> Challenge: Below are some entries. Copy each line that holds the string "Formbox".

> Extracted material:
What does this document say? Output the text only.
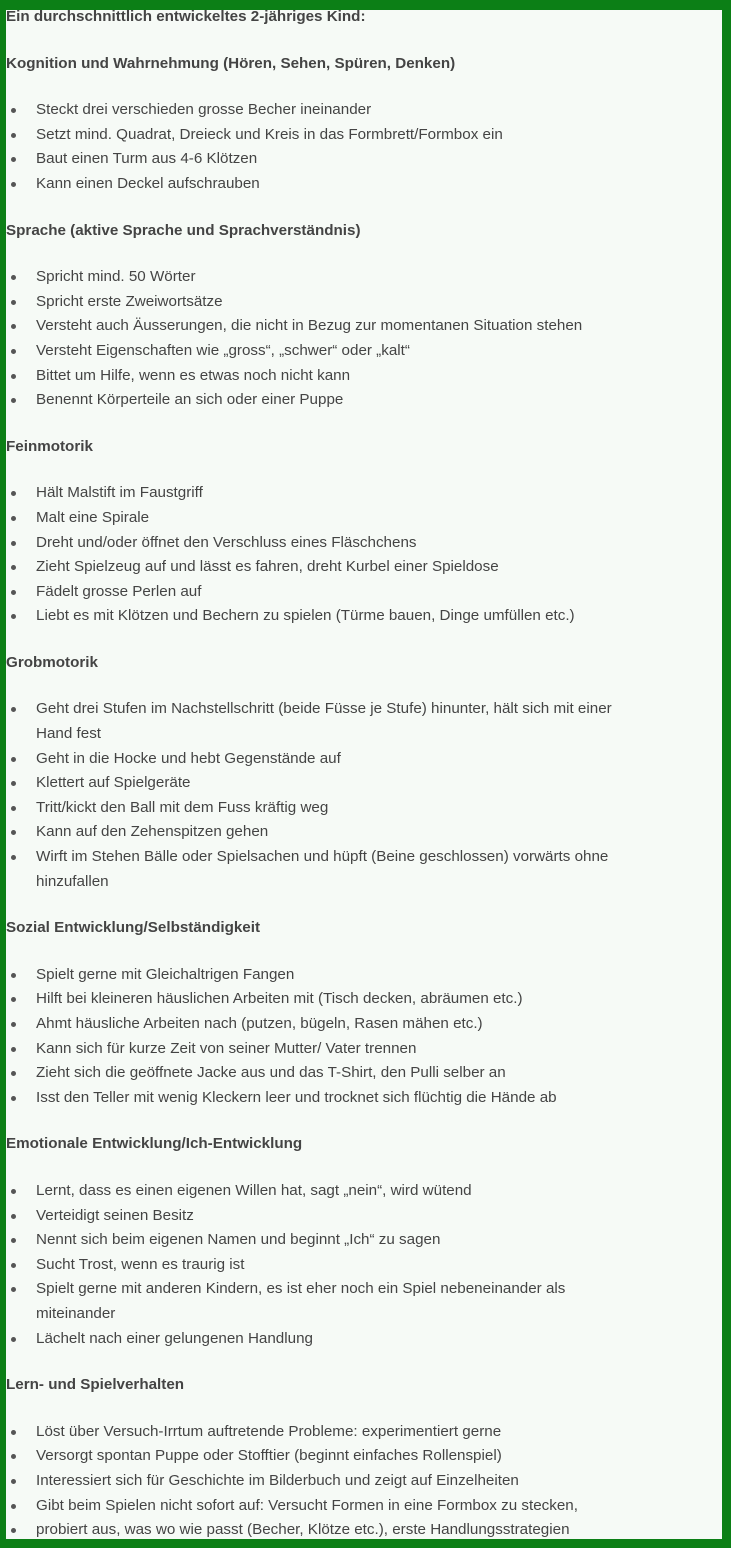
Ein durchschnittlich entwickeltes 2-jähriges Kind:

Kognition und Wahrnehmung (Hören, Sehen, Spüren, Denken)

Steckt drei verschieden grosse Becher ineinander
Setzt mind. Quadrat, Dreieck und Kreis in das Formbrett/Formbox ein
Baut einen Turm aus 4-6 Klötzen
Kann einen Deckel aufschrauben

Sprache (aktive Sprache und Sprachverständnis)

Spricht mind. 50 Wörter
Spricht erste Zweiwortsätze
Versteht auch Äusserungen, die nicht in Bezug zur momentanen Situation stehen
Versteht Eigenschaften wie „gross“, „schwer“ oder „kalt“
Bittet um Hilfe, wenn es etwas noch nicht kann
Benennt Körperteile an sich oder einer Puppe

Feinmotorik

Hält Malstift im Faustgriff
Malt eine Spirale
Dreht und/oder öffnet den Verschluss eines Fläschchens
Zieht Spielzeug auf und lässt es fahren, dreht Kurbel einer Spieldose
Fädelt grosse Perlen auf
Liebt es mit Klötzen und Bechern zu spielen (Türme bauen, Dinge umfüllen etc.)

Grobmotorik

Geht drei Stufen im Nachstellschritt (beide Füsse je Stufe) hinunter, hält sich mit einer Hand fest
Geht in die Hocke und hebt Gegenstände auf
Klettert auf Spielgeräte
Tritt/kickt den Ball mit dem Fuss kräftig weg
Kann auf den Zehenspitzen gehen
Wirft im Stehen Bälle oder Spielsachen und hüpft (Beine geschlossen) vorwärts ohne hinzufallen

Sozial Entwicklung/Selbständigkeit

Spielt gerne mit Gleichaltrigen Fangen
Hilft bei kleineren häuslichen Arbeiten mit (Tisch decken, abräumen etc.)
Ahmt häusliche Arbeiten nach (putzen, bügeln, Rasen mähen etc.)
Kann sich für kurze Zeit von seiner Mutter/ Vater trennen
Zieht sich die geöffnete Jacke aus und das T-Shirt, den Pulli selber an
Isst den Teller mit wenig Kleckern leer und trocknet sich flüchtig die Hände ab

Emotionale Entwicklung/Ich-Entwicklung

Lernt, dass es einen eigenen Willen hat, sagt „nein“, wird wütend
Verteidigt seinen Besitz
Nennt sich beim eigenen Namen und beginnt „Ich“ zu sagen
Sucht Trost, wenn es traurig ist
Spielt gerne mit anderen Kindern, es ist eher noch ein Spiel nebeneinander als miteinander
Lächelt nach einer gelungenen Handlung

Lern- und Spielverhalten

Löst über Versuch-Irrtum auftretende Probleme: experimentiert gerne
Versorgt spontan Puppe oder Stofftier (beginnt einfaches Rollenspiel)
Interessiert sich für Geschichte im Bilderbuch und zeigt auf Einzelheiten
Gibt beim Spielen nicht sofort auf: Versucht Formen in eine Formbox zu stecken,
probiert aus, was wo wie passt (Becher, Klötze etc.), erste Handlungsstrategien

> Answer for the task:
Setzt mind. Quadrat, Dreieck und Kreis in das Formbrett/Formbox ein
Gibt beim Spielen nicht sofort auf: Versucht Formen in eine Formbox zu stecken,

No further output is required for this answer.